- GIVEN EXERCISE A -
Turn every line of the listing into a numbered list, leaving out any blank lines.

The combination of these factors created a self-reinforcing cycle: more people understood Raft, so more people implemented it, so more production systems used it, so more blog posts were written about it, so more people learned it. Paxos, for all its theoretical depth, could not compete with this cycle.
Where Raft Falls Short
Raft is not perfect. The design choices that make it understandable also constrain it:
Strong leader. All writes go through the leader. In a geo-distributed deployment, this means all writes incur the latency to the leader’s region. Multi-decree Paxos variants like EPaxos (Chapter 13) can commit writes at any replica.
No log gaps. The contiguous log simplifies reasoning but means a slow follower blocks commit of later entries (since commit index advances sequentially). This is rarely a problem in practice but is a theoretical limitation.
Leader bottleneck. In a large cluster (5+ nodes), the leader must send AppendEntries to all followers and process all responses. The leader’s network bandwidth and CPU become the bottleneck before the followers’.
Rigid term structure. Raft’s term-based reasoning is clean but inflexible. Certain optimizations that are natural in Multi-Paxos (like out-of-order commits or flexible quorums) don’t fit naturally into Raft’s model.
These limitations are real but usually acceptable. For most systems, the benefits of understandability and implementation quality outweigh the theoretical performance advantages of more flexible protocols.
The Honest Assessment
Raft is not “Paxos for humans.” It is a well-designed consensus protocol with excellent documentation that solves the same problem as Multi-Paxos with similar performance. It makes some design choices that simplify understanding at the cost of flexibility, and it was accompanied by an unprecedented pedagogical effort that made it accessible to a broad audience.
If you are building a new system that needs consensus, Raft is almost certainly the right choice. Not because it’s the best consensus algorithm (there is no “best”), but because it has the largest community, the most reference implementations, the most operational experience, and the most educational resources. In distributed systems, being well-understood is a feature that trumps almost every theoretical advantage.
Paxos is more general. VR is more complete. EPaxos is more flexible. But Raft is the one your team can implement correctly, debug effectively, and operate confidently. In the agony of consensus algorithms, that might be the thing that matters most.

(Items from a data source)
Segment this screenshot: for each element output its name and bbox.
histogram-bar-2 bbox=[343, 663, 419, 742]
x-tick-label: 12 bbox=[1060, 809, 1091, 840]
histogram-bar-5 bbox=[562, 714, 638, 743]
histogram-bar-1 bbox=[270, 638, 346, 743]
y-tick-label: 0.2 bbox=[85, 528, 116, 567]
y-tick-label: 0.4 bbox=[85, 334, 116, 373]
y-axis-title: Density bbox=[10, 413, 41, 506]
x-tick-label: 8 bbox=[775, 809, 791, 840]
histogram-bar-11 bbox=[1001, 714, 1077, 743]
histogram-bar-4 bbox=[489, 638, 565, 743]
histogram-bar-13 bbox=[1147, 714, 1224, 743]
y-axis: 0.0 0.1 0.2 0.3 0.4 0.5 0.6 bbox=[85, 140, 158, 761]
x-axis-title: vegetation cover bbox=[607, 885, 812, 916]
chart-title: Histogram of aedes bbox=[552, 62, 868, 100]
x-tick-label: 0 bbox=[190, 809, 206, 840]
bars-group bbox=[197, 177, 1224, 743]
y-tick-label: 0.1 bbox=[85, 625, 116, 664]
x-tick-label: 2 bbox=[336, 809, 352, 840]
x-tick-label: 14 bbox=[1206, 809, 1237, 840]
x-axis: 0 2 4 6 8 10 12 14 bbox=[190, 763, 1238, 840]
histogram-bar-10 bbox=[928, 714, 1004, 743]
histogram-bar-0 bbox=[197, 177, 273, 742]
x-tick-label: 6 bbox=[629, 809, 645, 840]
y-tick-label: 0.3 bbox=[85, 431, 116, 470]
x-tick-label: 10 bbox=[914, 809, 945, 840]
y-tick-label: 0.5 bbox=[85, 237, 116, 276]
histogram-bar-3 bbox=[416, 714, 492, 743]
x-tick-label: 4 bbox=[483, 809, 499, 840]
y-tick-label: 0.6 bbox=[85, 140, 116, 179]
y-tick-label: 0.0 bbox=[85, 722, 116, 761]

- GIVEN EXERCISE B -
In the text on Raft, which Multi-decree Paxos variant is named as able to commit writes at any replica?

- FINISHED ANSWER A -
1. Segment this screenshot: for each element output its name and bbox.
2. histogram-bar-2 bbox=[343, 663, 419, 742]
3. x-tick-label: 12 bbox=[1060, 809, 1091, 840]
4. histogram-bar-5 bbox=[562, 714, 638, 743]
5. histogram-bar-1 bbox=[270, 638, 346, 743]
6. y-tick-label: 0.2 bbox=[85, 528, 116, 567]
7. y-tick-label: 0.4 bbox=[85, 334, 116, 373]
8. y-axis-title: Density bbox=[10, 413, 41, 506]
9. x-tick-label: 8 bbox=[775, 809, 791, 840]
10. histogram-bar-11 bbox=[1001, 714, 1077, 743]
11. histogram-bar-4 bbox=[489, 638, 565, 743]
12. histogram-bar-13 bbox=[1147, 714, 1224, 743]
13. y-axis: 0.0 0.1 0.2 0.3 0.4 0.5 0.6 bbox=[85, 140, 158, 761]
14. x-axis-title: vegetation cover bbox=[607, 885, 812, 916]
15. chart-title: Histogram of aedes bbox=[552, 62, 868, 100]
16. x-tick-label: 0 bbox=[190, 809, 206, 840]
17. bars-group bbox=[197, 177, 1224, 743]
18. y-tick-label: 0.1 bbox=[85, 625, 116, 664]
19. x-tick-label: 2 bbox=[336, 809, 352, 840]
20. x-tick-label: 14 bbox=[1206, 809, 1237, 840]
21. x-axis: 0 2 4 6 8 10 12 14 bbox=[190, 763, 1238, 840]
22. histogram-bar-10 bbox=[928, 714, 1004, 743]
23. histogram-bar-0 bbox=[197, 177, 273, 742]
24. x-tick-label: 6 bbox=[629, 809, 645, 840]
25. y-tick-label: 0.3 bbox=[85, 431, 116, 470]
26. x-tick-label: 10 bbox=[914, 809, 945, 840]
27. y-tick-label: 0.5 bbox=[85, 237, 116, 276]
28. histogram-bar-3 bbox=[416, 714, 492, 743]
29. x-tick-label: 4 bbox=[483, 809, 499, 840]
30. y-tick-label: 0.6 bbox=[85, 140, 116, 179]
31. y-tick-label: 0.0 bbox=[85, 722, 116, 761]

- FINISHED ANSWER B -
EPaxos